For instance, let’s say a small company with 10 employees signed up to Process Street. If they completed 10 tasks and checklists in a week, then this would be a good sign. However, if a company with 100 employees had only 10 completed tasks and checklists a week, then this would indicate a poor product usage rate.
Product usage rate: total number of users/signups ÷ number of active/engaged users
In summary, when considering the product usage rate, you need to account for the depth of product usage (% of product use) and the breadth of product usage (# of licenses).
Product usage rate indicates issues with your product/service offerings. Use this metric along with customer feedback/support ticket information to get to the root cause of where you’re going wrong.
Find out how to perform a root cause analysis, to get to the bottom of a poor-performing product/service offering by reading: How to Perform a Root Cause Analysis (Free Template)
Customer health score indicator #3: Customer Manager Pulse
The Customer Manager Pulse (CSM) is a subjective grade that Customer Success Managers give each account they manage. You can think of this measure as a gut check on the happiness of your customers.
This customer health score indicator is open to your interpretation on how you want to scale it.
Customer Success Managers (CSM) support your customers as they transition from sale prospects to active users of a product. CSMs are focused on knowing the customer, to build long-term client relationships.
The opinion of your CSM is, therefore, one you should consider with high regard.
“We trust CSM pulse/sentiment above all other indicators. Every operational metric can show green, but if the CSM has marked the pulse as red, it’s a red account. – Britt Hall, Gain, Grow, Retain: Customer Success Leadership Community
There will be risk factors to consider that aren’t covered by calculated metrics that greatly impact the health of an account/customer. The CSM pulse can override calculated scores, giving a qualitative measure of account health.
You will often find, however, that your CSM pulse will match your calculated score. Trust the system until it fails, then use your CSM pulse as a solid backup.
Use CSM advice to guide decisions to improve customer health score measures.
Customer health score indicator #4: Churn indicators
Churn measures how well or poorly your company keeps hold of the customers it acquires. We’re talking about how many stop paying vs. how many become long-term customers. It’s a metric expressed as an annual percentage figure, giving the number of customers who choose to stop paying for or stop using a service.
As a startup, you can use the relationship between customer churn measures and customer acquisition rate to understand how far you are from having long-term engaged users, from whom you make a profit.
For larger organizations, customer churn measures indicate the financial benefits you can bring by improving customer retention.
Customer churn rate: (number of customers at the period’s start – number of customers at period’s end) ÷ number of users at the beginning of the period
Churn rate is often calculated as a % monthly figure. Extrapolate an average monthly churn rate for the year, or use historical data to work out an annual average churn rate.
You can also calculate churn as a probability measure (i.e. what is the probability of your customer churning each day?).
To do this, you’ll need the same inputs as previously used, but this time, you need to calculate the number of days customers collectively spent active (remaining a paying customer).
For more information, read: What is Churn Rate? How to Calculate Customer Churn (Definition + Meaning)

# Data for processing
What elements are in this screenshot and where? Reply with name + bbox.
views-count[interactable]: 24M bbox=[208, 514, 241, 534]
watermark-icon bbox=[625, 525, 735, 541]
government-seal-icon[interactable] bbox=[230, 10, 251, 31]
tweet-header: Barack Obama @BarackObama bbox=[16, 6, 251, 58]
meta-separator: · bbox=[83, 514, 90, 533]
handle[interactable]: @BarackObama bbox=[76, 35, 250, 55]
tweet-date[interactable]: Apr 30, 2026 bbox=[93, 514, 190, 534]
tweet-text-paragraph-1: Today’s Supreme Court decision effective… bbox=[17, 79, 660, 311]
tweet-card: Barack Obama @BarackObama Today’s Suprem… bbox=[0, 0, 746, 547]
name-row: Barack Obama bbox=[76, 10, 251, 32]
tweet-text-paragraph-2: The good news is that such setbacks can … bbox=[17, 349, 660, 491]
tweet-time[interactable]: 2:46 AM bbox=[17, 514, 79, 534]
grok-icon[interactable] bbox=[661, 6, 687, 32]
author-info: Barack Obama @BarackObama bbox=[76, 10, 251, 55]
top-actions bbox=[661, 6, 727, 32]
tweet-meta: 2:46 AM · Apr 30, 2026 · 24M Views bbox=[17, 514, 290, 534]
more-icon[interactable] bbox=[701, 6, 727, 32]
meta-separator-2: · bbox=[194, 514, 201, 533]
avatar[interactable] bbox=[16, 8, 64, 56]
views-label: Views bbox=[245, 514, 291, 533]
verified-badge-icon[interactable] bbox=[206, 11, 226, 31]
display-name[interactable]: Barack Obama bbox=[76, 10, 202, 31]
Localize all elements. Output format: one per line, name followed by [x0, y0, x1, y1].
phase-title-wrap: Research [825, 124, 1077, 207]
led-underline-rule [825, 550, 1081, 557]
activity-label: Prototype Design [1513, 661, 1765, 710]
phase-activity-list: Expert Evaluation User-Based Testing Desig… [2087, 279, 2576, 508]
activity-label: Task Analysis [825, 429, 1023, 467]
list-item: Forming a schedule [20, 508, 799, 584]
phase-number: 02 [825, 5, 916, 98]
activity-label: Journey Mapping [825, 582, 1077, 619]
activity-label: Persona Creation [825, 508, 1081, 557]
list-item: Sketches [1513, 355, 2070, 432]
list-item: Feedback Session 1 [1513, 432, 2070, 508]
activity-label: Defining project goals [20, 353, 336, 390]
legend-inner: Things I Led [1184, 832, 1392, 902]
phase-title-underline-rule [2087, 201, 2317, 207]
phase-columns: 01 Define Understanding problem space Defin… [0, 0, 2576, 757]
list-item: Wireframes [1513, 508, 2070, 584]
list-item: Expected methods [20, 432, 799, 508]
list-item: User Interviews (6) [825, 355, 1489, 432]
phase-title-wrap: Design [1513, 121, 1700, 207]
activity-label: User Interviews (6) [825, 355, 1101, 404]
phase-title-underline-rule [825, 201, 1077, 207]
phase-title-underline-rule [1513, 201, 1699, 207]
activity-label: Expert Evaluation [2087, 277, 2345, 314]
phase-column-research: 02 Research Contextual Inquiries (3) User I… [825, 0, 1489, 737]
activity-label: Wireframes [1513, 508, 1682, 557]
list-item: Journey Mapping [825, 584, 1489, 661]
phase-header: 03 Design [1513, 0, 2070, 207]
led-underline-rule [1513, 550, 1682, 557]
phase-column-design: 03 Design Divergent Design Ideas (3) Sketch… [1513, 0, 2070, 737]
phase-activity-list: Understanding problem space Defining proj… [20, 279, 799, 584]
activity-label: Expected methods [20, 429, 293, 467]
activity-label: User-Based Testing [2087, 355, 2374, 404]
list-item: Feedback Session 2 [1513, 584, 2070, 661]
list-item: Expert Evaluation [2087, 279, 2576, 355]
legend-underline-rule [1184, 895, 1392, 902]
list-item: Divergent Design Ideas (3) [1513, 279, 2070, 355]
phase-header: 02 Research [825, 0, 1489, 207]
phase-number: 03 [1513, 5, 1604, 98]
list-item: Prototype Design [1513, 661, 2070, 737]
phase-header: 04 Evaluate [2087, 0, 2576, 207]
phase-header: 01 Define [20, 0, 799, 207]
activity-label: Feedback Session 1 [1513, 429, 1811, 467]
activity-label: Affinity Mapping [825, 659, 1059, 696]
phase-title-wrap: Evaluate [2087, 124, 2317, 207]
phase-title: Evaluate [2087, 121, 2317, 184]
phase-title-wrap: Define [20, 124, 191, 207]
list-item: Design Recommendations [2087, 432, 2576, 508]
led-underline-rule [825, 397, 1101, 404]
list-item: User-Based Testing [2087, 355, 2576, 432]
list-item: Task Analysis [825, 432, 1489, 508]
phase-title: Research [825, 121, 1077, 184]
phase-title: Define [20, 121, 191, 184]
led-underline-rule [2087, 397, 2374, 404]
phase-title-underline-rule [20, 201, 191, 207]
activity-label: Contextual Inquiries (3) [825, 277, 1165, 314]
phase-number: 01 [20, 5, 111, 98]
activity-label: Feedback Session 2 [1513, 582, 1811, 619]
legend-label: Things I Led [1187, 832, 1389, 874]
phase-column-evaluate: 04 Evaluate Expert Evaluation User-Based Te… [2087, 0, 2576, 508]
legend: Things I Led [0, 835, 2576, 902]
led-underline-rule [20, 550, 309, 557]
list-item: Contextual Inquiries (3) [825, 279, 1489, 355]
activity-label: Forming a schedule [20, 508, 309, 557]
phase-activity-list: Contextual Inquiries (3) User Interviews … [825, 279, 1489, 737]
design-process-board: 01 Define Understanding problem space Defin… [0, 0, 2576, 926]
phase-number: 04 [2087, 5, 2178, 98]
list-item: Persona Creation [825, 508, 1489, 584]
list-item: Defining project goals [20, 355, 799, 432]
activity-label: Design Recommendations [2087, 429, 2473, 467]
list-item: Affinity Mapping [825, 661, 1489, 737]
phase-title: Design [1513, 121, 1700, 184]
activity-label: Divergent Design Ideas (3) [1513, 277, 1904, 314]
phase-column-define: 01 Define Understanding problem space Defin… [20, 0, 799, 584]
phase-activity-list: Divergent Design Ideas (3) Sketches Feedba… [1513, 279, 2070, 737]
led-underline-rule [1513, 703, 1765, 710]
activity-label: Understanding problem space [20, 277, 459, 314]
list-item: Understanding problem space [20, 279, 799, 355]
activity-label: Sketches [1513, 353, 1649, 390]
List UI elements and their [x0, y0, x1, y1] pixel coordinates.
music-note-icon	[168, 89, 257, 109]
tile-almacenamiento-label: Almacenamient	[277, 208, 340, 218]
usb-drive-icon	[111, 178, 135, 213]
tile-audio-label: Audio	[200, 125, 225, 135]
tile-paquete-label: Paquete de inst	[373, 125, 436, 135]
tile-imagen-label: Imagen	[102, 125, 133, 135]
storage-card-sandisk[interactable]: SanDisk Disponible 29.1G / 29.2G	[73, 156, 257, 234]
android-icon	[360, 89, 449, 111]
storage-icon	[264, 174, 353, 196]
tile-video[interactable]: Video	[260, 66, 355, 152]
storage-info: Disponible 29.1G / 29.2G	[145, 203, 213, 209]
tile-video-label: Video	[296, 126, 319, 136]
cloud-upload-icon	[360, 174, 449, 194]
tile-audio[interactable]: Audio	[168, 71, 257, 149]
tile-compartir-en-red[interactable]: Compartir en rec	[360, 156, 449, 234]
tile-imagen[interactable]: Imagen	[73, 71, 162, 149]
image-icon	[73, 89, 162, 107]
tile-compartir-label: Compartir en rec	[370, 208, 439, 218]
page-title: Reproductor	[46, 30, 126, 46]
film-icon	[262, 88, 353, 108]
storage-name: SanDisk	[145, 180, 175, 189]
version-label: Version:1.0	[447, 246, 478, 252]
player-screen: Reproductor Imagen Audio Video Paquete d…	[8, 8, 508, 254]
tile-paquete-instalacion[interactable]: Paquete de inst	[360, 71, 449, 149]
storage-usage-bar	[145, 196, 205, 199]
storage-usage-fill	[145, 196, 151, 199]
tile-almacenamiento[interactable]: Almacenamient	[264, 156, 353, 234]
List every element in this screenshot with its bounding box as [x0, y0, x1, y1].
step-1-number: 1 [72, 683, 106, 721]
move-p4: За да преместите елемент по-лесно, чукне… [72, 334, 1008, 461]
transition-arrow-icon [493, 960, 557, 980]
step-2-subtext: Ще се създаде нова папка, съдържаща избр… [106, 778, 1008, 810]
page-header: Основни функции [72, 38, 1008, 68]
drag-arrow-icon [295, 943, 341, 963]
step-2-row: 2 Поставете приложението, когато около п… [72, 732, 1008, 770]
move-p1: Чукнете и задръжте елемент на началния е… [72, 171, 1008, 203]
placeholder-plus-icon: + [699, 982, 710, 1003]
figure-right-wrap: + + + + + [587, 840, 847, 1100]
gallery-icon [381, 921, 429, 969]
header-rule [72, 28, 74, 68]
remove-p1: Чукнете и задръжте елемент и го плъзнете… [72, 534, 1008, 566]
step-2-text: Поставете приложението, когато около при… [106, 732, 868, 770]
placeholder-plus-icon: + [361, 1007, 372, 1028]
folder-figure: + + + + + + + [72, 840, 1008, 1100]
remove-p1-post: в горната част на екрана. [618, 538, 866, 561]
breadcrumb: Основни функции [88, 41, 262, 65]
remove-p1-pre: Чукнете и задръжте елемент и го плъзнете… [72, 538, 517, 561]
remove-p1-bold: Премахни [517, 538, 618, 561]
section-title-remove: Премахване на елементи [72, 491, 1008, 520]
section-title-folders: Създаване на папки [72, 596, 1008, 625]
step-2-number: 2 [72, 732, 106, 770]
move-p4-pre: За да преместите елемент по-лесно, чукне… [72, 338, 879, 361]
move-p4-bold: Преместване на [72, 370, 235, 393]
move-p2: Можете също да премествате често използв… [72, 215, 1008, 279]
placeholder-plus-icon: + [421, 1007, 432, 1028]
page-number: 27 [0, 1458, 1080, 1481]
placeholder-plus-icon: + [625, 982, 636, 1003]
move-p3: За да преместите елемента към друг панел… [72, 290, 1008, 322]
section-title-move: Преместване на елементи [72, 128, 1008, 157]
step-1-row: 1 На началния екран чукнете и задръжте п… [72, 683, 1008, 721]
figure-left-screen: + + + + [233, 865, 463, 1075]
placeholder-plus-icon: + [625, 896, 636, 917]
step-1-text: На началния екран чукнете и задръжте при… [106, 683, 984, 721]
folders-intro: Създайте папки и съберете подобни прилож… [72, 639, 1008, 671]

# Given exercise A
Copy the stretch of the customer health score text from "Customer Success Managers (CSM)" through "of account health.", word for word.
# Given exercise B
Repeat the records verbatim from their first line through the line containing "handle[interactable]: @BarackObama bbox=[76, 35, 250, 55]", including both.
The records have no connection to the text on customer health scores.

# Finished answer A
Customer Success Managers (CSM) support your customers as they transition from sale prospects to active users of a product. CSMs are focused on knowing the customer, to build long-term client relationships.
The opinion of your CSM is, therefore, one you should consider with high regard.
“We trust CSM pulse/sentiment above all other indicators. Every operational metric can show green, but if the CSM has marked the pulse as red, it’s a red account. – Britt Hall, Gain, Grow, Retain: Customer Success Leadership Community
There will be risk factors to consider that aren’t covered by calculated metrics that greatly impact the health of an account/customer. The CSM pulse can override calculated scores, giving a qualitative measure of account health.

# Finished answer B
What elements are in this screenshot and where? Reply with name + bbox.
views-count[interactable]: 24M bbox=[208, 514, 241, 534]
watermark-icon bbox=[625, 525, 735, 541]
government-seal-icon[interactable] bbox=[230, 10, 251, 31]
tweet-header: Barack Obama @BarackObama bbox=[16, 6, 251, 58]
meta-separator: · bbox=[83, 514, 90, 533]
handle[interactable]: @BarackObama bbox=[76, 35, 250, 55]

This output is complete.